**Exercise aim:** Output every entry exactly as given.

**Information given:**
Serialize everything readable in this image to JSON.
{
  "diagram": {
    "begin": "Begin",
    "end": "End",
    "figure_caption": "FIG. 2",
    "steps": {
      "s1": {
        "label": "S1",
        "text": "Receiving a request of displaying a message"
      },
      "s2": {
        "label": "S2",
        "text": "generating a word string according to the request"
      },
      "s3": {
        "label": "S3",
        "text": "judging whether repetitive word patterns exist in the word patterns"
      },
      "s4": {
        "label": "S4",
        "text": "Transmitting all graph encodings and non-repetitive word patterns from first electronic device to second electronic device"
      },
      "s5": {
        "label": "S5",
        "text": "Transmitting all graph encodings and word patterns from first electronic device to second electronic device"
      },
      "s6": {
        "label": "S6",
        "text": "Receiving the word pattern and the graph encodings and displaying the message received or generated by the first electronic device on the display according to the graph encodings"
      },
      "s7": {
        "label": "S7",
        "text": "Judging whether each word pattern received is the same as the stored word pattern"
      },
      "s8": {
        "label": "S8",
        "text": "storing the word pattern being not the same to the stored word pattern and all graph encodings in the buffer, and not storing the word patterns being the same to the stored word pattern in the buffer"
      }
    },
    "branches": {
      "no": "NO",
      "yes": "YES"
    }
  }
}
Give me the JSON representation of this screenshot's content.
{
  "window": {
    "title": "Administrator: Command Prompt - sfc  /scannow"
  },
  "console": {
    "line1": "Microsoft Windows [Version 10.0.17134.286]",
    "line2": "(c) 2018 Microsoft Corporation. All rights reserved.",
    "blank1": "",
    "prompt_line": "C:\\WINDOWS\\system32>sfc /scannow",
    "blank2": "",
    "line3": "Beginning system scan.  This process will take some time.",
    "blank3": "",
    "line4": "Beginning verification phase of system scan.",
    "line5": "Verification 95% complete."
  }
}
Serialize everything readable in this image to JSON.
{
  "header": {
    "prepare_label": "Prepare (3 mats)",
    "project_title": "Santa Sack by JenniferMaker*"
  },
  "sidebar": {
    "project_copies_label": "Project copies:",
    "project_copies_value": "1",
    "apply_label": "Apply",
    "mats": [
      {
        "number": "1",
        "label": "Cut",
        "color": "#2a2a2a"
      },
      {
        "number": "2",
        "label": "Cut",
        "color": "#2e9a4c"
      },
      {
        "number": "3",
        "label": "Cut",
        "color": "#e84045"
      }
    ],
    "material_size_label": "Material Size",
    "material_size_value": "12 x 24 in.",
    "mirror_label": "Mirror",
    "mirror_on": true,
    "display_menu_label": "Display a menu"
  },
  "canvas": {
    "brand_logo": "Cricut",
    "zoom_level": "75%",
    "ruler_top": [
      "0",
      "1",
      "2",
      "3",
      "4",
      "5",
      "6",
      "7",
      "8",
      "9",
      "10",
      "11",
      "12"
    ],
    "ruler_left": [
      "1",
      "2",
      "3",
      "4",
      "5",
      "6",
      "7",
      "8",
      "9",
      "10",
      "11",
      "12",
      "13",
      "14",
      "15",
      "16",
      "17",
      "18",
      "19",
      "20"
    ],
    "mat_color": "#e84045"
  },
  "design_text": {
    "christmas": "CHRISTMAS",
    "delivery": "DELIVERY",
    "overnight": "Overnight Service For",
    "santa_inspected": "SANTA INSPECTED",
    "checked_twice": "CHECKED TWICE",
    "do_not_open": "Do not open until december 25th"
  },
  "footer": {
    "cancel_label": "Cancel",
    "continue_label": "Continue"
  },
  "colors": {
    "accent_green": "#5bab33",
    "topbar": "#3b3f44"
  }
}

**Full answer:**
Serialize everything readable in this image to JSON.
{
  "diagram": {
    "begin": "Begin",
    "end": "End",
    "figure_caption": "FIG. 2",
    "steps": {
      "s1": {
        "label": "S1",
        "text": "Receiving a request of displaying a message"
      },
      "s2": {
        "label": "S2",
        "text": "generating a word string according to the request"
      },
      "s3": {
        "label": "S3",
        "text": "judging whether repetitive word patterns exist in the word patterns"
      },
      "s4": {
        "label": "S4",
        "text": "Transmitting all graph encodings and non-repetitive word patterns from first electronic device to second electronic device"
      },
      "s5": {
        "label": "S5",
        "text": "Transmitting all graph encodings and word patterns from first electronic device to second electronic device"
      },
      "s6": {
        "label": "S6",
        "text": "Receiving the word pattern and the graph encodings and displaying the message received or generated by the first electronic device on the display according to the graph encodings"
      },
      "s7": {
        "label": "S7",
        "text": "Judging whether each word pattern received is the same as the stored word pattern"
      },
      "s8": {
        "label": "S8",
        "text": "storing the word pattern being not the same to the stored word pattern and all graph encodings in the buffer, and not storing the word patterns being the same to the stored word pattern in the buffer"
      }
    },
    "branches": {
      "no": "NO",
      "yes": "YES"
    }
  }
}
Give me the JSON representation of this screenshot's content.
{
  "window": {
    "title": "Administrator: Command Prompt - sfc  /scannow"
  },
  "console": {
    "line1": "Microsoft Windows [Version 10.0.17134.286]",
    "line2": "(c) 2018 Microsoft Corporation. All rights reserved.",
    "blank1": "",
    "prompt_line": "C:\\WINDOWS\\system32>sfc /scannow",
    "blank2": "",
    "line3": "Beginning system scan.  This process will take some time.",
    "blank3": "",
    "line4": "Beginning verification phase of system scan.",
    "line5": "Verification 95% complete."
  }
}
Serialize everything readable in this image to JSON.
{
  "header": {
    "prepare_label": "Prepare (3 mats)",
    "project_title": "Santa Sack by JenniferMaker*"
  },
  "sidebar": {
    "project_copies_label": "Project copies:",
    "project_copies_value": "1",
    "apply_label": "Apply",
    "mats": [
      {
        "number": "1",
        "label": "Cut",
        "color": "#2a2a2a"
      },
      {
        "number": "2",
        "label": "Cut",
        "color": "#2e9a4c"
      },
      {
        "number": "3",
        "label": "Cut",
        "color": "#e84045"
      }
    ],
    "material_size_label": "Material Size",
    "material_size_value": "12 x 24 in.",
    "mirror_label": "Mirror",
    "mirror_on": true,
    "display_menu_label": "Display a menu"
  },
  "canvas": {
    "brand_logo": "Cricut",
    "zoom_level": "75%",
    "ruler_top": [
      "0",
      "1",
      "2",
      "3",
      "4",
      "5",
      "6",
      "7",
      "8",
      "9",
      "10",
      "11",
      "12"
    ],
    "ruler_left": [
      "1",
      "2",
      "3",
      "4",
      "5",
      "6",
      "7",
      "8",
      "9",
      "10",
      "11",
      "12",
      "13",
      "14",
      "15",
      "16",
      "17",
      "18",
      "19",
      "20"
    ],
    "mat_color": "#e84045"
  },
  "design_text": {
    "christmas": "CHRISTMAS",
    "delivery": "DELIVERY",
    "overnight": "Overnight Service For",
    "santa_inspected": "SANTA INSPECTED",
    "checked_twice": "CHECKED TWICE",
    "do_not_open": "Do not open until december 25th"
  },
  "footer": {
    "cancel_label": "Cancel",
    "continue_label": "Continue"
  },
  "colors": {
    "accent_green": "#5bab33",
    "topbar": "#3b3f44"
  }
}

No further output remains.